# Instruction
Format every line of the rows below as a Markdown table with two columns, No. and Line, one line per table row, skipping blank lines. Don't include the pictures.

# Data listing
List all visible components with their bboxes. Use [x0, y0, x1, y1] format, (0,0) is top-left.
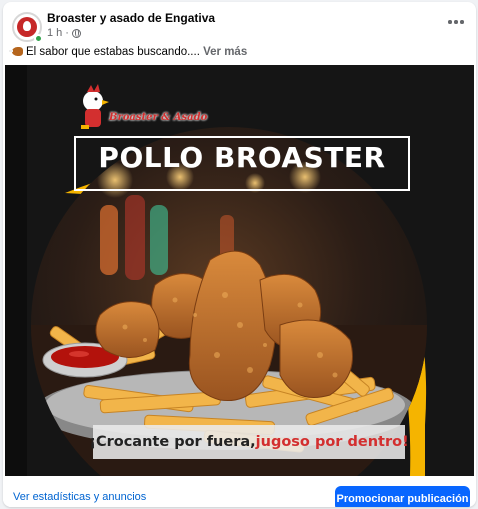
headline: POLLO BROASTER: [98, 141, 386, 174]
post-image[interactable]: Broaster & Asado POLLO BROASTER ¡Crocant…: [5, 65, 474, 476]
tagline-red: jugoso por dentro!: [255, 434, 409, 450]
post-card: Broaster y asado de Engativa 1 h · El sa…: [3, 2, 476, 507]
post-time[interactable]: 1 h: [47, 27, 62, 39]
more-options-button[interactable]: [446, 14, 466, 30]
tagline-white: ¡Crocante por fuera,: [89, 434, 256, 450]
caption-text: El sabor que estabas buscando....: [26, 46, 204, 58]
logo-text: Broaster & Asado: [109, 112, 208, 123]
see-more-link[interactable]: Ver más: [203, 46, 247, 58]
stats-link[interactable]: Ver estadísticas y anuncios: [13, 491, 146, 503]
globe-icon: [71, 28, 81, 38]
rooster-logo-icon: [17, 17, 37, 37]
chicken-leg-icon: [9, 47, 23, 56]
page-name[interactable]: Broaster y asado de Engativa: [47, 11, 215, 25]
online-status-icon: [34, 34, 43, 43]
meta-separator: ·: [65, 27, 69, 39]
post-footer: Ver estadísticas y anuncios Promocionar …: [3, 476, 476, 507]
post-meta: 1 h ·: [47, 27, 81, 39]
promo-graphic: [5, 65, 474, 476]
post-header: Broaster y asado de Engativa 1 h ·: [3, 2, 476, 43]
tagline-banner: ¡Crocante por fuera, jugoso por dentro!: [89, 425, 409, 459]
promote-button[interactable]: Promocionar publicación: [335, 486, 470, 507]
post-caption: El sabor que estabas buscando.... Ver má…: [9, 46, 247, 58]
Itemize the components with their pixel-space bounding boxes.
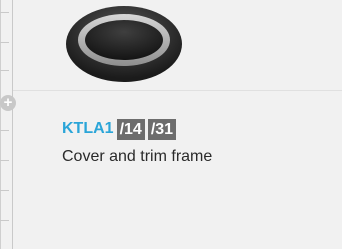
product-description: Cover and trim frame: [62, 148, 213, 165]
plus-icon[interactable]: +: [0, 95, 16, 111]
timeline-tick: [0, 190, 9, 191]
product-code-row: KTLA1 /14 /31: [62, 118, 179, 140]
timeline-tick: [0, 220, 9, 221]
timeline-tick: [0, 130, 9, 131]
timeline-line: [12, 0, 13, 249]
product-code: KTLA1: [62, 120, 114, 137]
round-cover-icon: [66, 6, 182, 82]
left-border: [0, 0, 1, 249]
timeline-tick: [0, 160, 9, 161]
section-divider: [13, 90, 342, 91]
product-card: + KTLA1 /14 /31 Cover and trim frame: [0, 0, 342, 249]
timeline-tick: [0, 70, 9, 71]
option-chip-14: /14: [116, 118, 145, 140]
timeline-tick: [0, 42, 9, 43]
option-chip-31: /31: [147, 118, 177, 140]
timeline-tick: [0, 12, 9, 13]
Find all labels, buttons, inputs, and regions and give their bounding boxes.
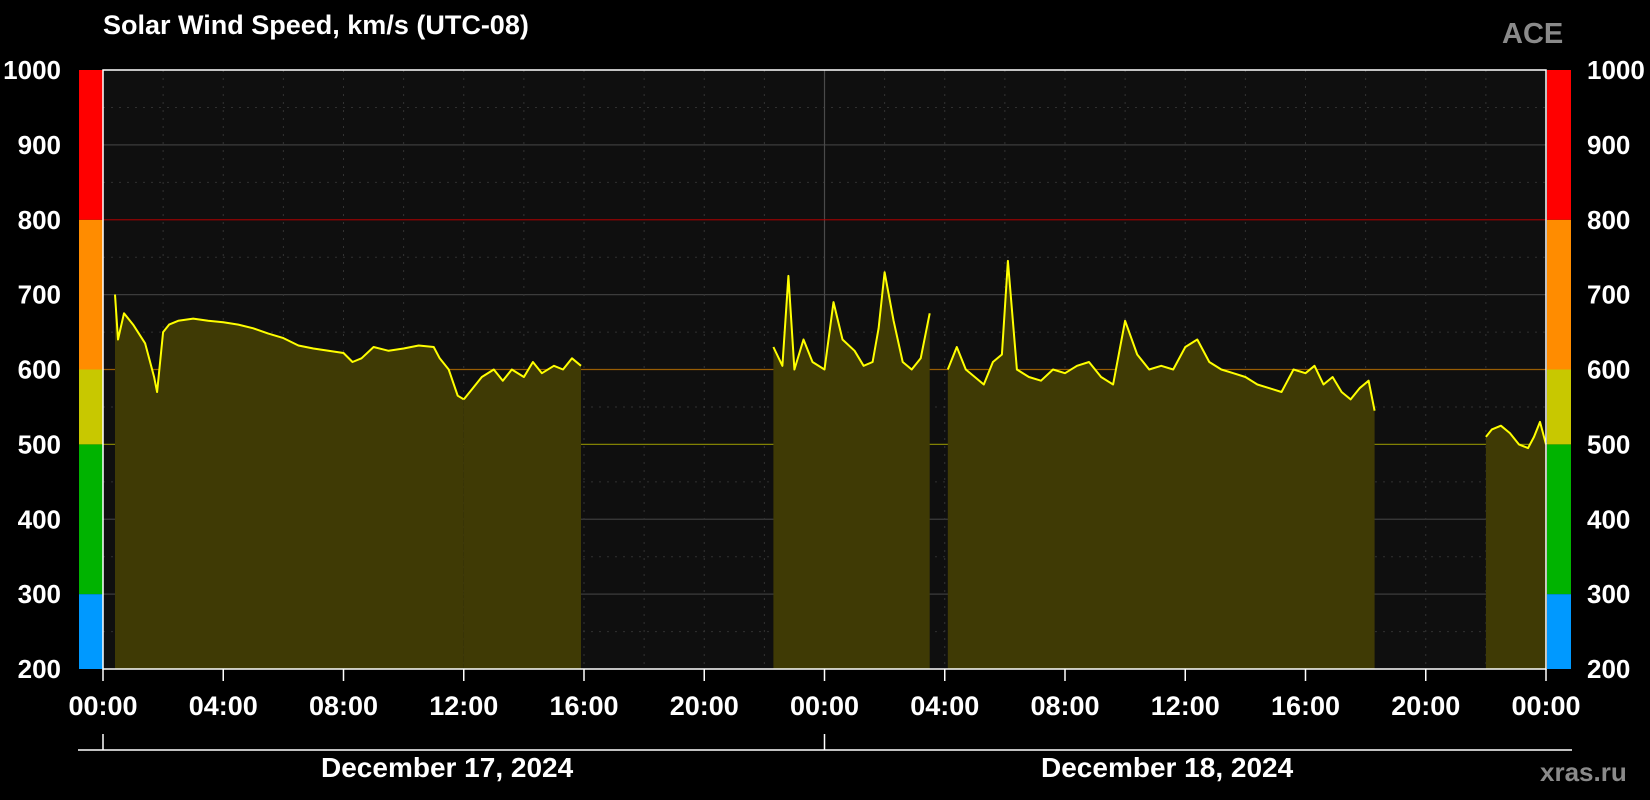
y-tick-label-left: 900: [18, 130, 61, 160]
speed-area-segment-4: [1485, 421, 1546, 669]
y-tick-label-right: 200: [1587, 654, 1630, 684]
y-tick-label-right: 300: [1587, 579, 1630, 609]
y-tick-label-right: 600: [1587, 355, 1630, 385]
color-band-left-1: [79, 444, 103, 595]
y-tick-label-left: 1000: [3, 55, 61, 85]
color-band-right-3: [1547, 219, 1571, 370]
site-watermark: xras.ru: [1540, 757, 1627, 787]
x-tick-label: 12:00: [1151, 691, 1220, 721]
x-tick-label: 12:00: [429, 691, 498, 721]
color-band-right-2: [1547, 369, 1571, 445]
color-band-left-2: [79, 369, 103, 445]
x-tick-label: 08:00: [309, 691, 378, 721]
solar-wind-chart: 200 200 300 300 400 400 500 500 600 600 700 700 800 8…: [3, 55, 1645, 751]
color-band-left-0: [79, 594, 103, 669]
y-tick-label-right: 500: [1587, 429, 1630, 459]
y-tick-label-left: 700: [18, 280, 61, 310]
y-tick-label-right: 400: [1587, 504, 1630, 534]
x-tick-label: 16:00: [549, 691, 618, 721]
color-band-right-1: [1547, 444, 1571, 595]
x-tick-label: 20:00: [670, 691, 739, 721]
y-tick-label-right: 700: [1587, 280, 1630, 310]
y-tick-label-left: 200: [18, 654, 61, 684]
x-tick-label: 00:00: [790, 691, 859, 721]
x-tick-label: 16:00: [1271, 691, 1340, 721]
y-tick-label-right: 1000: [1587, 55, 1645, 85]
x-tick-label: 00:00: [1511, 691, 1580, 721]
y-tick-label-left: 800: [18, 205, 61, 235]
color-band-left-4: [79, 70, 103, 220]
speed-area-segment-0: [115, 294, 464, 669]
y-tick-label-left: 400: [18, 504, 61, 534]
date-label-day1: December 17, 2024: [321, 752, 574, 783]
brand-label: ACE: [1502, 18, 1564, 50]
color-band-right-0: [1547, 594, 1571, 669]
date-label-day2: December 18, 2024: [1041, 752, 1294, 783]
color-band-left-3: [79, 219, 103, 370]
y-tick-label-left: 500: [18, 429, 61, 459]
x-tick-label: 08:00: [1030, 691, 1099, 721]
x-axis: 00:00 04:00 08:00 12:00 16:00 20:00 00:00 04:00…: [68, 669, 1581, 751]
chart-title: Solar Wind Speed, km/s (UTC-08): [103, 10, 529, 40]
x-tick-label: 04:00: [910, 691, 979, 721]
x-tick-label: 00:00: [68, 691, 137, 721]
y-tick-label-left: 600: [18, 355, 61, 385]
color-band-right-4: [1547, 70, 1571, 220]
x-tick-label: 20:00: [1391, 691, 1460, 721]
y-tick-label-left: 300: [18, 579, 61, 609]
y-tick-label-right: 800: [1587, 205, 1630, 235]
x-tick-label: 04:00: [189, 691, 258, 721]
speed-area-segment-1: [463, 358, 581, 669]
y-tick-label-right: 900: [1587, 130, 1630, 160]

# Finished exercise
| No. | Line |
|---|---|
| 1 | List all visible components with their bboxes. Use [x0, y0, x1, y1] format, (0,0) is top-left. |
| 2 | headline: POLLO BROASTER: [98, 141, 386, 174] |
| 3 | post-image[interactable]: Broaster & Asado POLLO BROASTER ¡Crocant…: [5, 65, 474, 476] |
| 4 | tagline-red: jugoso por dentro!: [255, 434, 409, 450] |
| 5 | post-card: Broaster y asado de Engativa 1 h · El sa…: [3, 2, 476, 507] |
| 6 | post-time[interactable]: 1 h: [47, 27, 62, 39] |
| 7 | more-options-button[interactable]: [446, 14, 466, 30] |
| 8 | tagline-white: ¡Crocante por fuera,: [89, 434, 256, 450] |
| 9 | caption-text: El sabor que estabas buscando....: [26, 46, 204, 58] |
| 10 | logo-text: Broaster & Asado: [109, 112, 208, 123] |
| 11 | see-more-link[interactable]: Ver más: [203, 46, 247, 58] |
| 12 | stats-link[interactable]: Ver estadísticas y anuncios: [13, 491, 146, 503] |
| 13 | globe-icon: [71, 28, 81, 38] |
| 14 | rooster-logo-icon: [17, 17, 37, 37] |
| 15 | chicken-leg-icon: [9, 47, 23, 56] |
| 16 | page-name[interactable]: Broaster y asado de Engativa: [47, 11, 215, 25] |
| 17 | online-status-icon: [34, 34, 43, 43] |
| 18 | meta-separator: ·: [65, 27, 69, 39] |
| 19 | post-footer: Ver estadísticas y anuncios Promocionar …: [3, 476, 476, 507] |
| 20 | post-meta: 1 h ·: [47, 27, 81, 39] |
| 21 | promo-graphic: [5, 65, 474, 476] |
| 22 | post-header: Broaster y asado de Engativa 1 h ·: [3, 2, 476, 43] |
| 23 | tagline-banner: ¡Crocante por fuera, jugoso por dentro!: [89, 425, 409, 459] |
| 24 | promote-button[interactable]: Promocionar publicación: [335, 486, 470, 507] |
| 25 | post-caption: El sabor que estabas buscando.... Ver má…: [9, 46, 247, 58] |
| 26 | Itemize the components with their pixel-space bounding boxes. |
| 27 | product-description: Cover and trim frame: [62, 148, 213, 165] |
| 28 | plus-icon[interactable]: +: [0, 95, 16, 111] |
| 29 | timeline-tick: [0, 190, 9, 191] |
| 30 | product-code-row: KTLA1 /14 /31: [62, 118, 179, 140] |
| 31 | timeline-tick: [0, 220, 9, 221] |
| 32 | timeline-tick: [0, 130, 9, 131] |
| 33 | timeline-line: [12, 0, 13, 249] |
| 34 | product-code: KTLA1: [62, 120, 114, 137] |
| 35 | round-cover-icon: [66, 6, 182, 82] |
| 36 | left-border: [0, 0, 1, 249] |
| 37 | timeline-tick: [0, 160, 9, 161] |
| 38 | section-divider: [13, 90, 342, 91] |
| 39 | product-card: + KTLA1 /14 /31 Cover and trim frame: [0, 0, 342, 249] |
| 40 | timeline-tick: [0, 70, 9, 71] |
| 41 | option-chip-14: /14: [116, 118, 145, 140] |
| 42 | timeline-tick: [0, 42, 9, 43] |
| 43 | option-chip-31: /31: [147, 118, 177, 140] |
| 44 | timeline-tick: [0, 12, 9, 13] |
| 45 | Find all labels, buttons, inputs, and regions and give their bounding boxes. |
| 46 | y-tick-label-left: 900: [18, 130, 61, 160] |
| 47 | speed-area-segment-4: [1485, 421, 1546, 669] |
| 48 | y-tick-label-right: 200: [1587, 654, 1630, 684] |
| 49 | y-tick-label-right: 300: [1587, 579, 1630, 609] |
| 50 | y-tick-label-right: 600: [1587, 355, 1630, 385] |
| 51 | color-band-left-1: [79, 444, 103, 595] |
| 52 | y-tick-label-left: 1000: [3, 55, 61, 85] |
| 53 | color-band-right-3: [1547, 219, 1571, 370] |
| 54 | site-watermark: xras.ru: [1540, 757, 1627, 787] |
| 55 | x-tick-label: 12:00: [1151, 691, 1220, 721] |
| 56 | x-tick-label: 12:00: [429, 691, 498, 721] |
| 57 | color-band-right-2: [1547, 369, 1571, 445] |
| 58 | color-band-left-2: [79, 369, 103, 445] |
| 59 | x-tick-label: 08:00: [309, 691, 378, 721] |
| 60 | solar-wind-chart: 200 200 300 300 400 400 500 500 600 600 700 700 800 8…: [3, 55, 1645, 751] |
| 61 | color-band-left-0: [79, 594, 103, 669] |
| 62 | y-tick-label-right: 500: [1587, 429, 1630, 459] |
| 63 | y-tick-label-left: 700: [18, 280, 61, 310] |
| 64 | y-tick-label-right: 400: [1587, 504, 1630, 534] |
| 65 | x-tick-label: 16:00: [549, 691, 618, 721] |
| 66 | color-band-right-1: [1547, 444, 1571, 595] |
| 67 | x-tick-label: 20:00: [670, 691, 739, 721] |
| 68 | y-tick-label-right: 700: [1587, 280, 1630, 310] |
| 69 | y-tick-label-left: 200: [18, 654, 61, 684] |
| 70 | x-tick-label: 00:00: [790, 691, 859, 721] |
| 71 | x-tick-label: 16:00: [1271, 691, 1340, 721] |
| 72 | y-tick-label-right: 1000: [1587, 55, 1645, 85] |
| 73 | x-tick-label: 00:00: [1511, 691, 1580, 721] |
| 74 | y-tick-label-left: 800: [18, 205, 61, 235] |
| 75 | color-band-left-4: [79, 70, 103, 220] |
| 76 | speed-area-segment-0: [115, 294, 464, 669] |
| 77 | y-tick-label-left: 400: [18, 504, 61, 534] |
| 78 | date-label-day1: December 17, 2024: [321, 752, 574, 783] |
| 79 | brand-label: ACE: [1502, 18, 1564, 50] |
| 80 | color-band-right-0: [1547, 594, 1571, 669] |
| 81 | date-label-day2: December 18, 2024: [1041, 752, 1294, 783] |
| 82 | color-band-left-3: [79, 219, 103, 370] |
| 83 | y-tick-label-left: 500: [18, 429, 61, 459] |
| 84 | x-tick-label: 08:00: [1030, 691, 1099, 721] |
| 85 | x-axis: 00:00 04:00 08:00 12:00 16:00 20:00 00:00 04:00…: [68, 669, 1581, 751] |
| 86 | chart-title: Solar Wind Speed, km/s (UTC-08): [103, 10, 529, 40] |
| 87 | x-tick-label: 04:00: [910, 691, 979, 721] |
| 88 | x-tick-label: 00:00: [68, 691, 137, 721] |
| 89 | y-tick-label-left: 600: [18, 355, 61, 385] |
| 90 | color-band-right-4: [1547, 70, 1571, 220] |
| 91 | x-tick-label: 20:00: [1391, 691, 1460, 721] |
| 92 | y-tick-label-left: 300: [18, 579, 61, 609] |
| 93 | y-tick-label-right: 800: [1587, 205, 1630, 235] |
| 94 | x-tick-label: 04:00: [189, 691, 258, 721] |
| 95 | speed-area-segment-1: [463, 358, 581, 669] |
| 96 | y-tick-label-right: 900: [1587, 130, 1630, 160] |